_AIM_
Produce a verbatim copy of the entries listed below.

◇ ◇ ◇ ◇ ◇ ◇ ◇

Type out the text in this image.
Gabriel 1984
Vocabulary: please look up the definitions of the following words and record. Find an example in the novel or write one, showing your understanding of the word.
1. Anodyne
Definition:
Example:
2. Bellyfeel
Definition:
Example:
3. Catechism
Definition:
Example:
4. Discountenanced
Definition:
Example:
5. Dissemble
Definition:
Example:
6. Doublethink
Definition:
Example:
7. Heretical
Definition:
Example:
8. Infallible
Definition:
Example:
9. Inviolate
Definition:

◇ ◇ ◇ ◇ ◇ ◇ ◇

_RESULT FOR THIS TASK_
Type out the text in this image.
Gabriel 1984
Vocabulary: please look up the definitions of the following words and record. Find an example in the novel or write one, showing your understanding of the word.
1. Anodyne
Definition:
Example:
2. Bellyfeel
Definition:
Example:
3. Catechism
Definition:
Example:
4. Discountenanced
Definition:
Example:
5. Dissemble
Definition:
Example:
6. Doublethink
Definition:
Example:
7. Heretical
Definition:
Example:
8. Infallible
Definition:
Example:
9. Inviolate
Definition:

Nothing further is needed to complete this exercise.